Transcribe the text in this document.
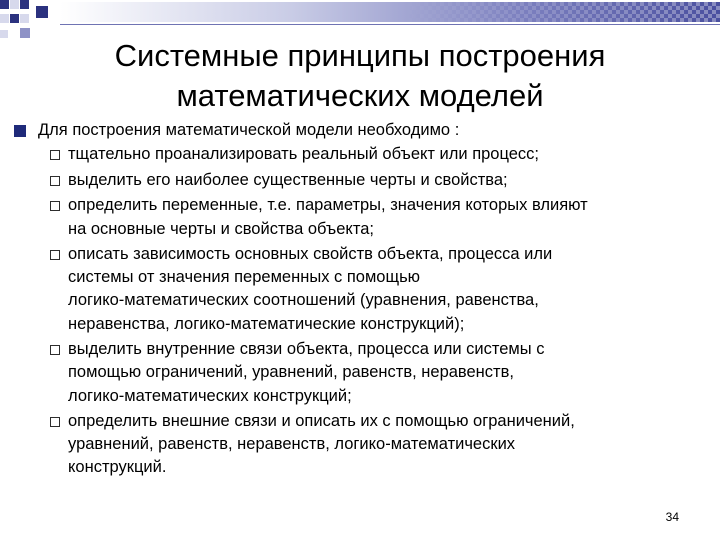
Системные принципы построения
математических моделей
Для построения математической модели необходимо :
тщательно проанализировать реальный объект или процесс;
выделить его наиболее существенные черты и свойства;
определить переменные, т.е. параметры, значения которых влияют
на основные черты и свойства объекта;
описать зависимость основных свойств объекта, процесса или
системы от значения переменных с помощью
логико-математических соотношений (уравнения, равенства,
неравенства, логико-математические конструкций);
выделить внутренние связи объекта, процесса или системы с
помощью ограничений, уравнений, равенств, неравенств,
логико-математических конструкций;
определить внешние связи и описать их с помощью ограничений,
уравнений, равенств, неравенств, логико-математических
конструкций.
34
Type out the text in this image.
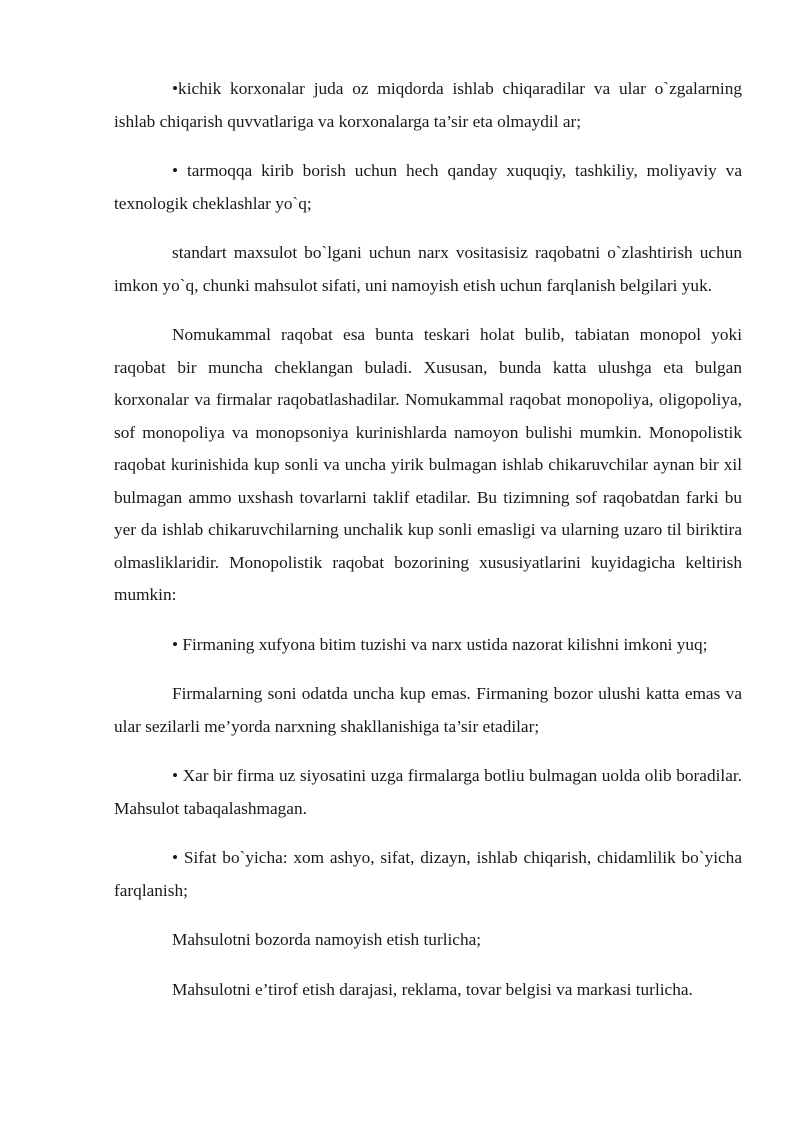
•kichik korxonalar juda oz miqdorda ishlab chiqaradilar va ular o`zgalarning ishlab chiqarish quvvatlariga va korxonalarga ta’sir eta olmaydil ar;

• tarmoqqa kirib borish uchun hech qanday xuquqiy, tashkiliy, moliyaviy va texnologik cheklashlar yo`q;

standart maxsulot bo`lgani uchun narx vositasisiz raqobatni o`zlashtirish uchun imkon yo`q, chunki mahsulot sifati, uni namoyish etish uchun farqlanish belgilari yuk.

Nomukammal raqobat esa bunta teskari holat bulib, tabiatan monopol yoki raqobat bir muncha cheklangan buladi. Xususan, bunda katta ulushga eta bulgan korxonalar va firmalar raqobatlashadilar. Nomukammal raqobat monopoliya, oligopoliya, sof monopoliya va monopsoniya kurinishlarda namoyon bulishi mumkin. Monopolistik raqobat kurinishida kup sonli va uncha yirik bulmagan ishlab chikaruvchilar aynan bir xil bulmagan ammo uxshash tovarlarni taklif etadilar. Bu tizimning sof raqobatdan farki bu yer da ishlab chikaruvchilarning unchalik kup sonli emasligi va ularning uzaro til biriktira olmasliklaridir. Monopolistik raqobat bozorining xususiyatlarini kuyidagicha keltirish mumkin:

• Firmaning xufyona bitim tuzishi va narx ustida nazorat kilishni imkoni yuq;

Firmalarning soni odatda uncha kup emas. Firmaning bozor ulushi katta emas va ular sezilarli me’yorda narxning shakllanishiga ta’sir etadilar;

• Xar bir firma uz siyosatini uzga firmalarga botliu bulmagan uolda olib boradilar. Mahsulot tabaqalashmagan.

• Sifat bo`yicha: xom ashyo, sifat, dizayn, ishlab chiqarish, chidamlilik bo`yicha farqlanish;

Mahsulotni bozorda namoyish etish turlicha;

Mahsulotni e’tirof etish darajasi, reklama, tovar belgisi va markasi turlicha.
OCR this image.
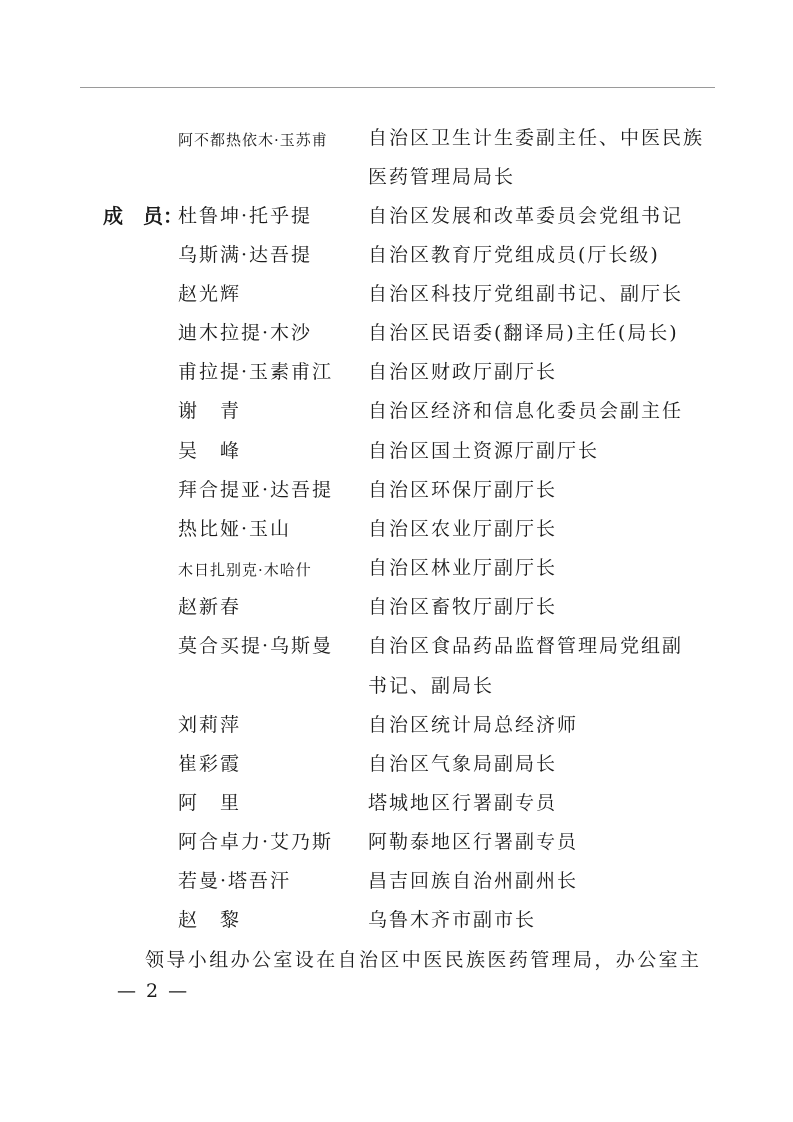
阿不都热依木·玉苏甫 自治区卫生计生委副主任、中医民族
医药管理局局长
成　员：
杜鲁坤·托乎提	自治区发展和改革委员会党组书记
乌斯满·达吾提	自治区教育厅党组成员(厅长级)
赵光辉	自治区科技厅党组副书记、副厅长
迪木拉提·木沙	自治区民语委(翻译局)主任(局长)
甫拉提·玉素甫江 自治区财政厅副厅长
谢　青	自治区经济和信息化委员会副主任
吴　峰	自治区国土资源厅副厅长
拜合提亚·达吾提 自治区环保厅副厅长
热比娅·玉山	自治区农业厅副厅长
木日扎别克·木哈什	自治区林业厅副厅长
赵新春	自治区畜牧厅副厅长
莫合买提·乌斯曼 自治区食品药品监督管理局党组副
书记、副局长
刘莉萍	自治区统计局总经济师
崔彩霞	自治区气象局副局长
阿　里	塔城地区行署副专员
阿合卓力·艾乃斯 阿勒泰地区行署副专员
若曼·塔吾汗	昌吉回族自治州副州长
赵　黎	乌鲁木齐市副市长
领导小组办公室设在自治区中医民族医药管理局，办公室主
— 2 —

▶ _Description of the task_
Show all lines from the listing above in which "katta" appears.

▶ _The response_
Nomukammal raqobat esa bunta teskari holat bulib, tabiatan monopol yoki raqobat bir muncha cheklangan buladi. Xususan, bunda katta ulushga eta bulgan korxonalar va firmalar raqobatlashadilar. Nomukammal raqobat monopoliya, oligopoliya, sof monopoliya va monopsoniya kurinishlarda namoyon bulishi mumkin. Monopolistik raqobat kurinishida kup sonli va uncha yirik bulmagan ishlab chikaruvchilar aynan bir xil bulmagan ammo uxshash tovarlarni taklif etadilar. Bu tizimning sof raqobatdan farki bu yer da ishlab chikaruvchilarning unchalik kup sonli emasligi va ularning uzaro til biriktira olmasliklaridir. Monopolistik raqobat bozorining xususiyatlarini kuyidagicha keltirish mumkin:
Firmalarning soni odatda uncha kup emas. Firmaning bozor ulushi katta emas va ular sezilarli me’yorda narxning shakllanishiga ta’sir etadilar;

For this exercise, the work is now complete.